* The problem *
In the records, change each "y-tick-label" to "y-axis-label" in everything from the line containing "- data-point: [383, 348, 391, 356]" down to the line containing "- legend-label: EC avg: [326, 55, 367, 69]", and return only those lines with nothing else altered.

● ● ●

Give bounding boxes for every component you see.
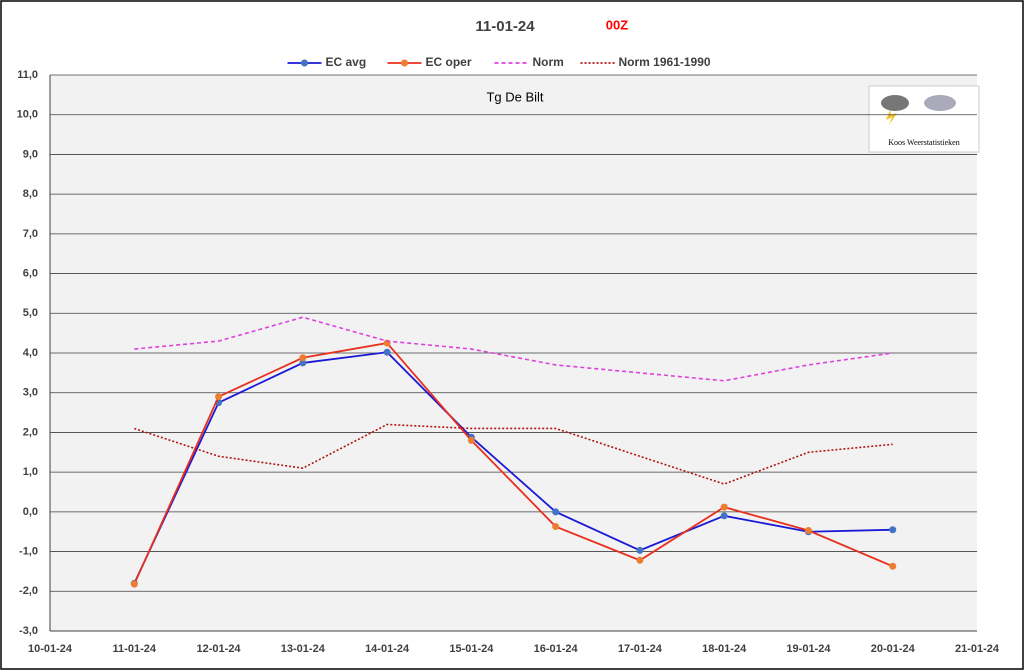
- data-point: [383, 348, 391, 356]
- y-tick-label: 1,0: [23, 466, 38, 478]
- y-tick-label: 7,0: [23, 228, 38, 240]
- y-tick-label: 5,0: [23, 307, 38, 319]
- x-tick-label: 13-01-24: [281, 643, 326, 655]
- legend-label: Norm: [533, 55, 564, 69]
- series-line: [134, 316, 893, 382]
- lightning-icon: [886, 110, 897, 125]
- y-tick-label: 6,0: [23, 267, 38, 279]
- data-point: [636, 556, 644, 564]
- x-tick-label: 16-01-24: [534, 643, 579, 655]
- series-line: [133, 342, 894, 585]
- data-point: [299, 354, 307, 362]
- y-tick-label: 10,0: [17, 109, 38, 121]
- cloud-icon: [924, 95, 956, 111]
- data-point: [889, 526, 897, 534]
- data-point: [299, 359, 307, 367]
- legend-label: EC oper: [426, 55, 472, 69]
- y-tick-label: -2,0: [19, 585, 38, 597]
- y-tick-label: -3,0: [19, 625, 38, 637]
- y-tick-label: 3,0: [23, 387, 38, 399]
- series-line: [133, 351, 893, 584]
- y-tick-label: -1,0: [19, 545, 38, 557]
- data-point: [130, 580, 138, 588]
- subtitle: Tg De Bilt: [486, 89, 543, 104]
- data-point: [467, 436, 475, 444]
- legend-marker: [401, 59, 408, 67]
- y-tick-label: 8,0: [23, 188, 38, 200]
- x-tick-label: 19-01-24: [786, 643, 831, 655]
- data-point: [804, 527, 812, 535]
- x-tick-label: 18-01-24: [702, 643, 747, 655]
- y-tick-label: 9,0: [23, 148, 38, 160]
- x-tick-label: 11-01-24: [113, 643, 157, 655]
- x-tick-label: 12-01-24: [197, 643, 242, 655]
- x-tick-label: 20-01-24: [871, 643, 916, 655]
- legend-label: EC avg: [326, 55, 367, 69]
- x-tick-label: 21-01-24: [955, 643, 1000, 655]
- data-point: [720, 503, 728, 511]
- chart-title: 11-01-24: [475, 18, 535, 35]
- cloud-icon: [881, 95, 909, 111]
- y-tick-label: 4,0: [23, 347, 38, 359]
- x-tick-label: 14-01-24: [365, 643, 410, 655]
- x-tick-label: 15-01-24: [449, 643, 494, 655]
- y-tick-label: 0,0: [23, 506, 38, 518]
- legend-label: Norm 1961-1990: [619, 55, 711, 69]
- legend: EC avg EC oper Norm Norm 1961-1990: [287, 55, 711, 69]
- data-point: [552, 523, 560, 531]
- data-point: [636, 546, 644, 554]
- y-tick-label: 2,0: [23, 426, 38, 438]
- logo: Koos Weerstatistieken: [868, 85, 980, 153]
- data-point: [889, 562, 897, 570]
- x-tick-label: 17-01-24: [618, 643, 663, 655]
- logo-text: Koos Weerstatistieken: [888, 138, 959, 147]
- data-point: [215, 393, 223, 401]
- x-tick-label: 10-01-24: [28, 643, 73, 655]
- run-label: 00Z: [606, 17, 628, 32]
- data-point: [552, 508, 560, 516]
- data-point: [720, 512, 728, 520]
- y-tick-label: 11,0: [17, 69, 38, 81]
- legend-marker: [301, 59, 308, 67]
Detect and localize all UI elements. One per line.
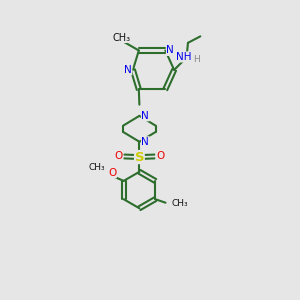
Text: H: H — [194, 55, 200, 64]
Text: N: N — [124, 65, 132, 75]
Text: O: O — [115, 152, 123, 161]
Text: CH₃: CH₃ — [89, 163, 105, 172]
Text: O: O — [156, 152, 164, 161]
Text: N: N — [141, 111, 149, 121]
Text: CH₃: CH₃ — [172, 200, 189, 208]
Text: S: S — [135, 151, 144, 164]
Text: NH: NH — [176, 52, 192, 62]
Text: N: N — [167, 46, 174, 56]
Text: N: N — [141, 137, 149, 147]
Text: O: O — [108, 168, 116, 178]
Text: CH₃: CH₃ — [113, 32, 131, 43]
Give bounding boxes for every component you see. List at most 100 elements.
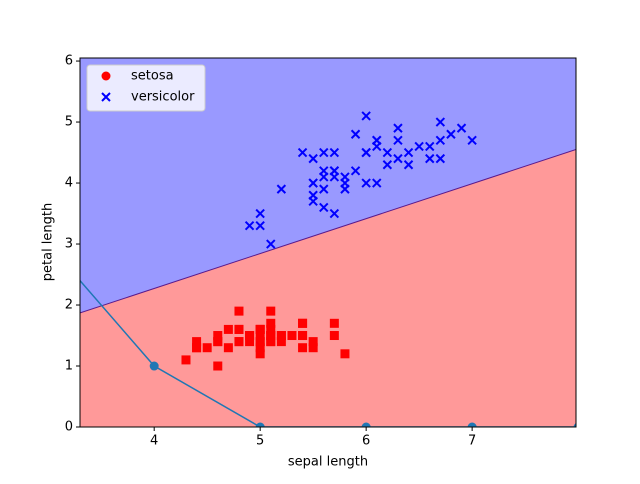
point (329, 172, 340, 182)
point (319, 184, 329, 194)
point (276, 184, 287, 194)
point (202, 343, 212, 353)
point (393, 153, 403, 164)
point (308, 196, 318, 207)
point (223, 324, 233, 334)
point (255, 208, 265, 219)
point (234, 324, 244, 334)
x-tick-label: 7 (468, 434, 476, 449)
point (361, 178, 371, 188)
point (393, 135, 403, 146)
line (80, 279, 576, 427)
point (372, 178, 382, 188)
point (297, 147, 308, 158)
point (425, 153, 435, 164)
x-axis-label: sepal length (288, 455, 368, 470)
point (350, 129, 361, 139)
point (308, 337, 318, 347)
point (403, 147, 414, 158)
point (319, 202, 329, 213)
point (255, 422, 265, 427)
point (382, 147, 393, 158)
point (266, 318, 276, 328)
point (329, 318, 339, 328)
point (372, 141, 382, 152)
point (255, 337, 265, 347)
point (414, 141, 424, 152)
point (308, 178, 318, 188)
y-tick-label: 6 (65, 54, 73, 69)
point (329, 147, 340, 158)
x-tick-label: 5 (256, 434, 264, 449)
point (382, 160, 393, 170)
point (255, 221, 265, 231)
point (425, 141, 435, 152)
point (245, 337, 255, 347)
point (350, 166, 361, 176)
point (266, 306, 276, 316)
legend-marker (101, 92, 111, 102)
point (456, 123, 467, 133)
point (319, 166, 329, 176)
point (340, 349, 350, 359)
point (213, 331, 223, 341)
point (213, 361, 223, 371)
point (234, 306, 244, 316)
plot-area (80, 58, 576, 427)
point (192, 343, 202, 353)
point (298, 318, 308, 328)
point (223, 343, 233, 353)
point (435, 135, 446, 146)
point (361, 147, 371, 158)
point (276, 337, 286, 347)
y-tick-label: 2 (65, 298, 73, 313)
point (276, 331, 286, 341)
point (234, 337, 244, 347)
point (255, 331, 265, 341)
legend-label: versicolor (131, 90, 195, 105)
x-tick-label: 6 (362, 434, 370, 449)
y-tick-label: 5 (65, 115, 73, 130)
region-lower (80, 149, 576, 427)
point (298, 343, 308, 353)
y-tick-label: 1 (65, 359, 73, 374)
point (255, 349, 265, 359)
point (298, 331, 308, 341)
point (255, 343, 265, 353)
point (244, 221, 255, 231)
point (446, 129, 456, 139)
point (435, 153, 446, 164)
point (181, 355, 191, 365)
y-tick-label: 3 (65, 237, 73, 252)
point (287, 331, 297, 341)
point (266, 324, 276, 334)
y-tick-label: 0 (65, 420, 73, 435)
legend-box (86, 64, 206, 112)
x-tick-label: 4 (150, 434, 158, 449)
legend: setosa versicolor (86, 64, 206, 112)
point (255, 324, 265, 334)
point (308, 153, 318, 164)
y-axis-label: petal length (41, 203, 56, 282)
point (340, 178, 350, 188)
point (329, 208, 340, 219)
point (266, 331, 276, 341)
point (245, 331, 255, 341)
point (213, 337, 223, 347)
point (467, 422, 477, 427)
point (319, 147, 329, 158)
point (361, 111, 371, 121)
point (266, 337, 276, 347)
point (308, 343, 318, 353)
point (573, 423, 576, 427)
y-tick-label: 4 (65, 176, 73, 191)
legend-label: setosa (131, 69, 174, 84)
point (361, 422, 371, 427)
point (149, 361, 159, 371)
point (467, 135, 477, 146)
point (329, 331, 339, 341)
point (266, 239, 276, 249)
point (435, 117, 446, 127)
axes-frame (79, 57, 577, 428)
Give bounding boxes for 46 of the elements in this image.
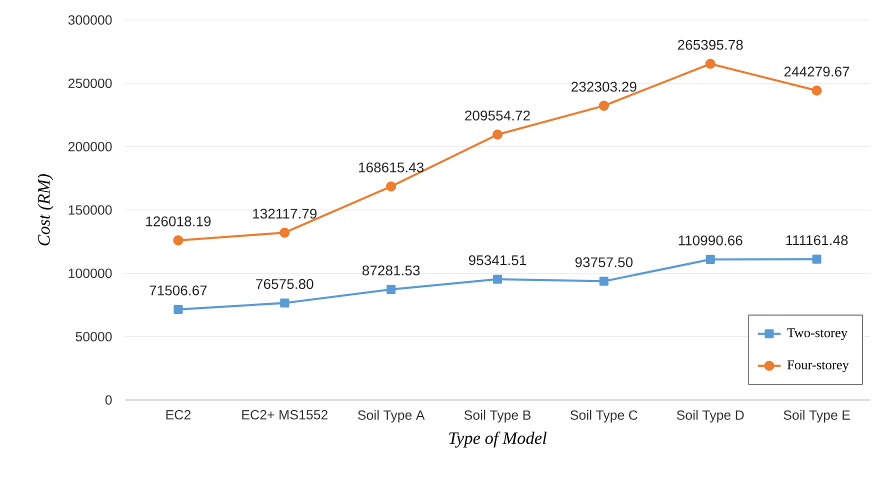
- y-tick-label: 300000: [68, 15, 112, 25]
- x-tick-label: Soil Type E: [784, 410, 850, 422]
- x-tick-label: EC2: [166, 410, 191, 420]
- point: [706, 254, 715, 264]
- data-label: 265395.78: [678, 40, 743, 50]
- point: [173, 235, 184, 246]
- y-tick-label: 0: [105, 395, 112, 405]
- data-label: 93757.50: [575, 257, 633, 268]
- x-axis-title: Type of Model: [449, 432, 547, 448]
- y-tick-label: 50000: [76, 332, 112, 342]
- data-label: 111161.48: [786, 235, 848, 246]
- data-label: 76575.80: [256, 279, 314, 289]
- legend-label: Two-storey: [787, 328, 848, 340]
- data-label: 244279.67: [784, 66, 850, 77]
- point: [174, 304, 183, 314]
- point: [812, 254, 822, 264]
- point: [598, 100, 609, 111]
- y-tick-label: 250000: [68, 78, 112, 88]
- y-axis-title: Cost (RM): [38, 174, 54, 246]
- data-label: 71506.67: [150, 285, 207, 296]
- point: [492, 129, 503, 140]
- x-tick-label: EC2+ MS1552: [242, 410, 328, 420]
- data-label: 132117.79: [253, 208, 317, 219]
- data-label: 110990.66: [678, 235, 742, 246]
- x-tick-label: Soil Type A: [358, 410, 425, 422]
- y-tick-label: 150000: [68, 205, 112, 215]
- data-label: 126018.19: [146, 216, 211, 226]
- x-tick-label: Soil Type C: [570, 410, 638, 422]
- y-tick-label: 200000: [68, 142, 112, 152]
- point: [599, 276, 608, 286]
- data-label: 95341.51: [468, 255, 526, 266]
- y-tick-label: 100000: [68, 268, 112, 278]
- point: [280, 228, 290, 238]
- point: [280, 298, 290, 308]
- point: [812, 86, 822, 96]
- point: [492, 274, 502, 284]
- x-tick-label: Soil Type D: [676, 410, 744, 422]
- x-tick-label: Soil Type B: [464, 410, 531, 422]
- data-label: 232303.29: [572, 82, 636, 92]
- point: [705, 58, 716, 69]
- data-label: 87281.53: [362, 265, 420, 276]
- point: [386, 284, 396, 294]
- point: [386, 181, 396, 192]
- data-label: 209554.72: [465, 110, 530, 121]
- legend-label: Four-storey: [787, 360, 849, 372]
- data-label: 168615.43: [359, 162, 424, 172]
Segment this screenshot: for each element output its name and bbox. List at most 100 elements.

● ● ●

* Solution to this problem *
- data-point: [383, 348, 391, 356]
- y-axis-label: 1,0: [23, 466, 38, 478]
- y-axis-label: 7,0: [23, 228, 38, 240]
- y-axis-label: 5,0: [23, 307, 38, 319]
- x-tick-label: 13-01-24: [281, 643, 326, 655]
- legend-label: Norm: [533, 55, 564, 69]
- series-line: [134, 316, 893, 382]
- lightning-icon: [886, 110, 897, 125]
- y-axis-label: 6,0: [23, 267, 38, 279]
- data-point: [636, 556, 644, 564]
- x-tick-label: 16-01-24: [534, 643, 579, 655]
- series-line: [133, 342, 894, 585]
- data-point: [299, 354, 307, 362]
- y-axis-label: 10,0: [17, 109, 38, 121]
- cloud-icon: [924, 95, 956, 111]
- data-point: [889, 526, 897, 534]
- data-point: [299, 359, 307, 367]
- legend-label: EC oper: [426, 55, 472, 69]
- y-axis-label: -2,0: [19, 585, 38, 597]
- y-axis-label: -3,0: [19, 625, 38, 637]
- y-axis-label: 3,0: [23, 387, 38, 399]
- series-line: [133, 351, 893, 584]
- y-axis-label: -1,0: [19, 545, 38, 557]
- data-point: [130, 580, 138, 588]
- subtitle: Tg De Bilt: [486, 89, 543, 104]
- data-point: [467, 436, 475, 444]
- legend-marker: [401, 59, 408, 67]
- y-axis-label: 8,0: [23, 188, 38, 200]
- x-tick-label: 19-01-24: [786, 643, 831, 655]
- data-point: [804, 527, 812, 535]
- x-tick-label: 18-01-24: [702, 643, 747, 655]
- y-axis-label: 9,0: [23, 148, 38, 160]
- x-tick-label: 11-01-24: [113, 643, 157, 655]
- x-tick-label: 12-01-24: [197, 643, 242, 655]
- x-tick-label: 20-01-24: [871, 643, 916, 655]
- legend-label: EC avg: [326, 55, 367, 69]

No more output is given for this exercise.